begin
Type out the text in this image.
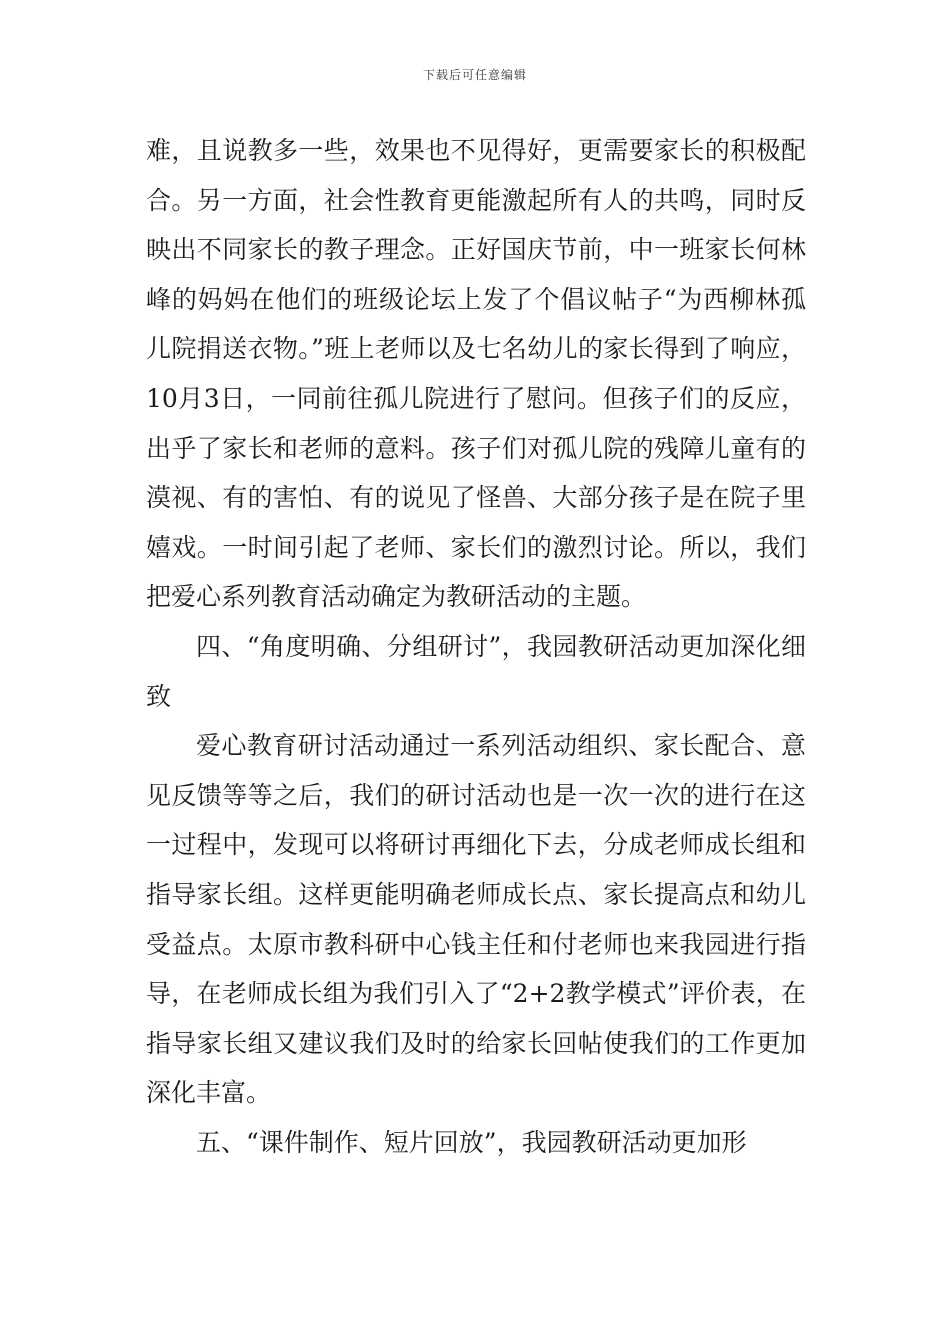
下载后可任意编辑

难，且说教多一些，效果也不见得好，更需要家长的积极配合。另一方面，社会性教育更能激起所有人的共鸣，同时反映出不同家长的教子理念。正好国庆节前，中一班家长何林峰的妈妈在他们的班级论坛上发了个倡议帖子“为西柳林孤儿院捐送衣物。”班上老师以及七名幼儿的家长得到了响应，10月3日，一同前往孤儿院进行了慰问。但孩子们的反应，出乎了家长和老师的意料。孩子们对孤儿院的残障儿童有的漠视、有的害怕、有的说见了怪兽、大部分孩子是在院子里嬉戏。一时间引起了老师、家长们的激烈讨论。所以，我们把爱心系列教育活动确定为教研活动的主题。

四、“角度明确、分组研讨”，我园教研活动更加深化细致

爱心教育研讨活动通过一系列活动组织、家长配合、意见反馈等等之后，我们的研讨活动也是一次一次的进行在这一过程中，发现可以将研讨再细化下去，分成老师成长组和指导家长组。这样更能明确老师成长点、家长提高点和幼儿受益点。太原市教科研中心钱主任和付老师也来我园进行指导，在老师成长组为我们引入了“2+2教学模式”评价表，在指导家长组又建议我们及时的给家长回帖使我们的工作更加深化丰富。

五、“课件制作、短片回放”，我园教研活动更加形
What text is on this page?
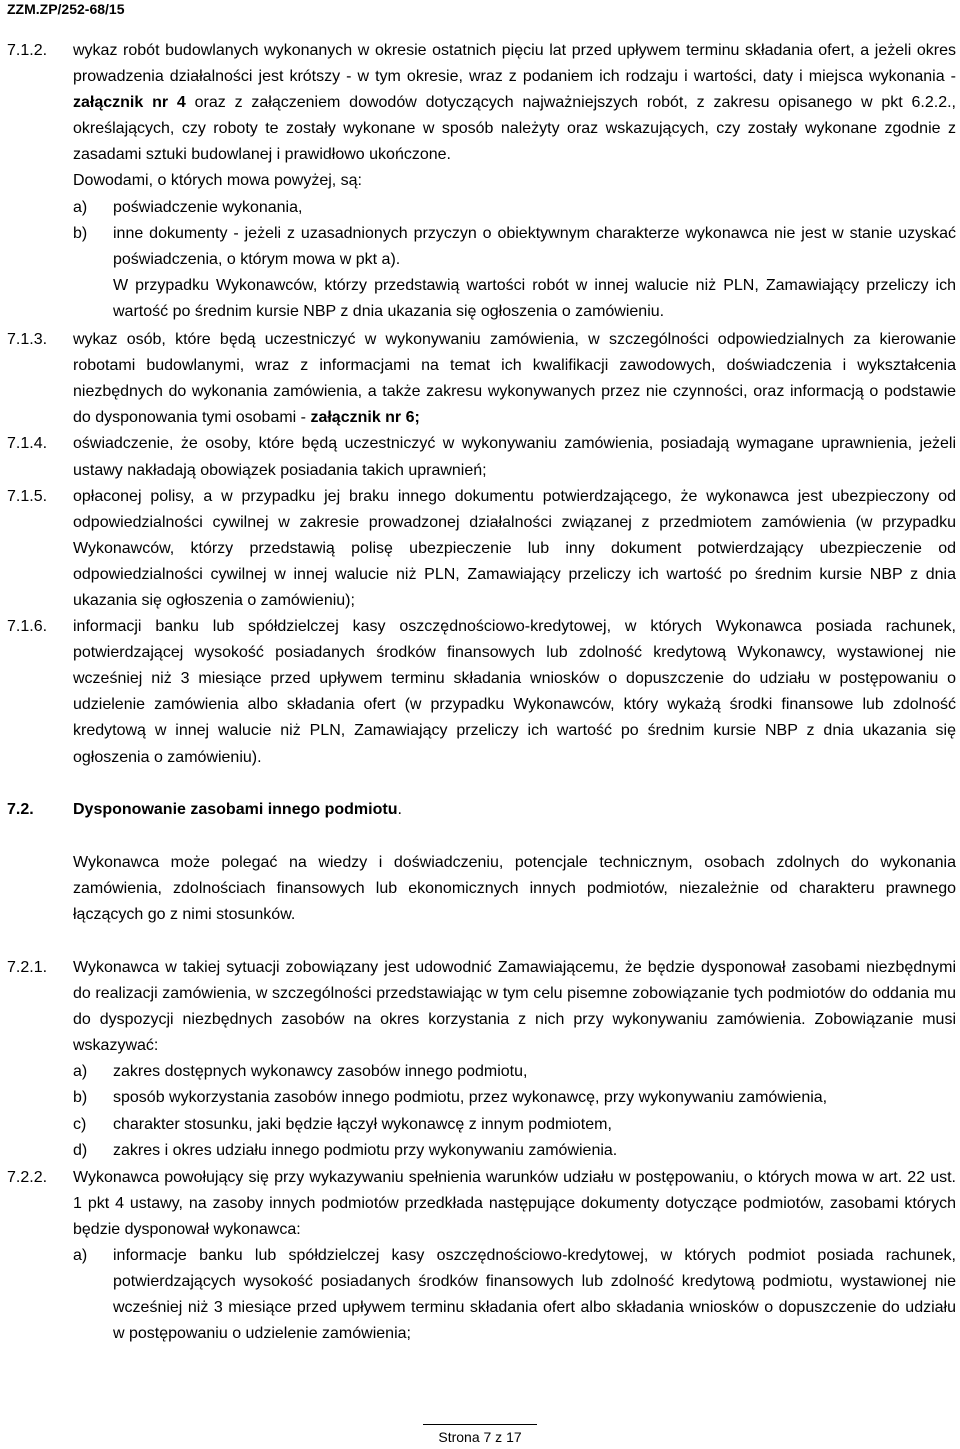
ZZM.ZP/252-68/15
7.1.2. wykaz robót budowlanych wykonanych w okresie ostatnich pięciu lat przed upływem terminu składania ofert, a jeżeli okres prowadzenia działalności jest krótszy - w tym okresie, wraz z podaniem ich rodzaju i wartości, daty i miejsca wykonania - załącznik nr 4 oraz z załączeniem dowodów dotyczących najważniejszych robót, z zakresu opisanego w pkt 6.2.2., określających, czy roboty te zostały wykonane w sposób należyty oraz wskazujących, czy zostały wykonane zgodnie z zasadami sztuki budowlanej i prawidłowo ukończone.
Dowodami, o których mowa powyżej, są:
a) poświadczenie wykonania,
b) inne dokumenty - jeżeli z uzasadnionych przyczyn o obiektywnym charakterze wykonawca nie jest w stanie uzyskać poświadczenia, o którym mowa w pkt a).
W przypadku Wykonawców, którzy przedstawią wartości robót w innej walucie niż PLN, Zamawiający przeliczy ich wartość po średnim kursie NBP z dnia ukazania się ogłoszenia o zamówieniu.
7.1.3. wykaz osób, które będą uczestniczyć w wykonywaniu zamówienia, w szczególności odpowiedzialnych za kierowanie robotami budowlanymi, wraz z informacjami na temat ich kwalifikacji zawodowych, doświadczenia i wykształcenia niezbędnych do wykonania zamówienia, a także zakresu wykonywanych przez nie czynności, oraz informacją o podstawie do dysponowania tymi osobami - załącznik nr 6;
7.1.4. oświadczenie, że osoby, które będą uczestniczyć w wykonywaniu zamówienia, posiadają wymagane uprawnienia, jeżeli ustawy nakładają obowiązek posiadania takich uprawnień;
7.1.5. opłaconej polisy, a w przypadku jej braku innego dokumentu potwierdzającego, że wykonawca jest ubezpieczony od odpowiedzialności cywilnej w zakresie prowadzonej działalności związanej z przedmiotem zamówienia (w przypadku Wykonawców, którzy przedstawią polisę ubezpieczenie lub inny dokument potwierdzający ubezpieczenie od odpowiedzialności cywilnej w innej walucie niż PLN, Zamawiający przeliczy ich wartość po średnim kursie NBP z dnia ukazania się ogłoszenia o zamówieniu);
7.1.6. informacji banku lub spółdzielczej kasy oszczędnościowo-kredytowej, w których Wykonawca posiada rachunek, potwierdzającej wysokość posiadanych środków finansowych lub zdolność kredytową Wykonawcy, wystawionej nie wcześniej niż 3 miesiące przed upływem terminu składania wniosków o dopuszczenie do udziału w postępowaniu o udzielenie zamówienia albo składania ofert (w przypadku Wykonawców, który wykażą środki finansowe lub zdolność kredytową w innej walucie niż PLN, Zamawiający przeliczy ich wartość po średnim kursie NBP z dnia ukazania się ogłoszenia o zamówieniu).
7.2. Dysponowanie zasobami innego podmiotu.
Wykonawca może polegać na wiedzy i doświadczeniu, potencjale technicznym, osobach zdolnych do wykonania zamówienia, zdolnościach finansowych lub ekonomicznych innych podmiotów, niezależnie od charakteru prawnego łączących go z nimi stosunków.
7.2.1. Wykonawca w takiej sytuacji zobowiązany jest udowodnić Zamawiającemu, że będzie dysponował zasobami niezbędnymi do realizacji zamówienia, w szczególności przedstawiając w tym celu pisemne zobowiązanie tych podmiotów do oddania mu do dyspozycji niezbędnych zasobów na okres korzystania z nich przy wykonywaniu zamówienia. Zobowiązanie musi wskazywać:
a) zakres dostępnych wykonawcy zasobów innego podmiotu,
b) sposób wykorzystania zasobów innego podmiotu, przez wykonawcę, przy wykonywaniu zamówienia,
c) charakter stosunku, jaki będzie łączył wykonawcę z innym podmiotem,
d) zakres i okres udziału innego podmiotu przy wykonywaniu zamówienia.
7.2.2. Wykonawca powołujący się przy wykazywaniu spełnienia warunków udziału w postępowaniu, o których mowa w art. 22 ust. 1 pkt 4 ustawy, na zasoby innych podmiotów przedkłada następujące dokumenty dotyczące podmiotów, zasobami których będzie dysponował wykonawca:
a) informacje banku lub spółdzielczej kasy oszczędnościowo-kredytowej, w których podmiot posiada rachunek, potwierdzających wysokość posiadanych środków finansowych lub zdolność kredytową podmiotu, wystawionej nie wcześniej niż 3 miesiące przed upływem terminu składania ofert albo składania wniosków o dopuszczenie do udziału w postępowaniu o udzielenie zamówienia;
Strona 7 z 17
end
- **Task requirements**:
Report every line containing the word "innych" from the listing above.

- **Task response**:
Wykonawca może polegać na wiedzy i doświadczeniu, potencjale technicznym, osobach zdolnych do wykonania zamówienia, zdolnościach finansowych lub ekonomicznych innych podmiotów, niezależnie od charakteru prawnego łączących go z nimi stosunków.
7.2.2. Wykonawca powołujący się przy wykazywaniu spełnienia warunków udziału w postępowaniu, o których mowa w art. 22 ust. 1 pkt 4 ustawy, na zasoby innych podmiotów przedkłada następujące dokumenty dotyczące podmiotów, zasobami których będzie dysponował wykonawca:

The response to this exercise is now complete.